**DATA SUPPLIED**
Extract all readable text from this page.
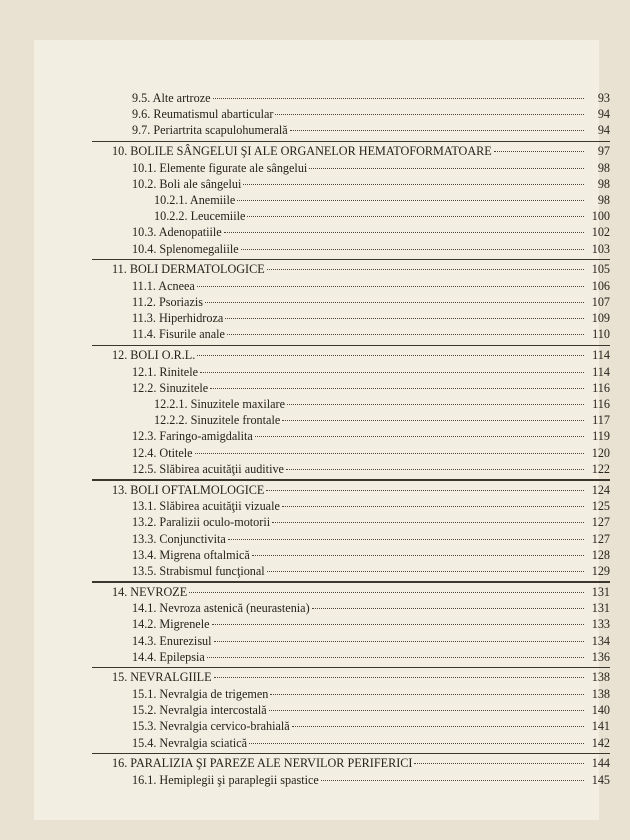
9.5. Alte artroze	93
9.6. Reumatismul abarticular	94
9.7. Periartrita scapulohumerală	94
10. BOLILE SÂNGELUI ŞI ALE ORGANELOR HEMATOFORMATOARE	97
10.1. Elemente figurate ale sângelui	98
10.2. Boli ale sângelui	98
10.2.1. Anemiile	98
10.2.2. Leucemiile	100
10.3. Adenopatiile	102
10.4. Splenomegaliile	103
11. BOLI DERMATOLOGICE	105
11.1. Acneea	106
11.2. Psoriazis	107
11.3. Hiperhidroza	109
11.4. Fisurile anale	110
12. BOLI O.R.L.	114
12.1. Rinitele	114
12.2. Sinuzitele	116
12.2.1. Sinuzitele maxilare	116
12.2.2. Sinuzitele frontale	117
12.3. Faringo-amigdalita	119
12.4. Otitele	120
12.5. Slăbirea acuităţii auditive	122
13. BOLI OFTALMOLOGICE	124
13.1. Slăbirea acuităţii vizuale	125
13.2. Paralizii oculo-motorii	127
13.3. Conjunctivita	127
13.4. Migrena oftalmică	128
13.5. Strabismul funcţional	129
14. NEVROZE	131
14.1. Nevroza astenică (neurastenia)	131
14.2. Migrenele	133
14.3. Enurezisul	134
14.4. Epilepsia	136
15. NEVRALGIILE	138
15.1. Nevralgia de trigemen	138
15.2. Nevralgia intercostală	140
15.3. Nevralgia cervico-brahială	141
15.4. Nevralgia sciatică	142
16. PARALIZIA ŞI PAREZE ALE NERVILOR PERIFERICI	144
16.1. Hemiplegii şi paraplegii spastice	145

**STATED PROBLEM**
Please set down each line of the data above exactly as written, without the pictures.

**THE RESULT**
Extract all readable text from this page.
9.5. Alte artroze	93
9.6. Reumatismul abarticular	94
9.7. Periartrita scapulohumerală	94
10. BOLILE SÂNGELUI ŞI ALE ORGANELOR HEMATOFORMATOARE	97
10.1. Elemente figurate ale sângelui	98
10.2. Boli ale sângelui	98
10.2.1. Anemiile	98
10.2.2. Leucemiile	100
10.3. Adenopatiile	102
10.4. Splenomegaliile	103
11. BOLI DERMATOLOGICE	105
11.1. Acneea	106
11.2. Psoriazis	107
11.3. Hiperhidroza	109
11.4. Fisurile anale	110
12. BOLI O.R.L.	114
12.1. Rinitele	114
12.2. Sinuzitele	116
12.2.1. Sinuzitele maxilare	116
12.2.2. Sinuzitele frontale	117
12.3. Faringo-amigdalita	119
12.4. Otitele	120
12.5. Slăbirea acuităţii auditive	122
13. BOLI OFTALMOLOGICE	124
13.1. Slăbirea acuităţii vizuale	125
13.2. Paralizii oculo-motorii	127
13.3. Conjunctivita	127
13.4. Migrena oftalmică	128
13.5. Strabismul funcţional	129
14. NEVROZE	131
14.1. Nevroza astenică (neurastenia)	131
14.2. Migrenele	133
14.3. Enurezisul	134
14.4. Epilepsia	136
15. NEVRALGIILE	138
15.1. Nevralgia de trigemen	138
15.2. Nevralgia intercostală	140
15.3. Nevralgia cervico-brahială	141
15.4. Nevralgia sciatică	142
16. PARALIZIA ŞI PAREZE ALE NERVILOR PERIFERICI	144
16.1. Hemiplegii şi paraplegii spastice	145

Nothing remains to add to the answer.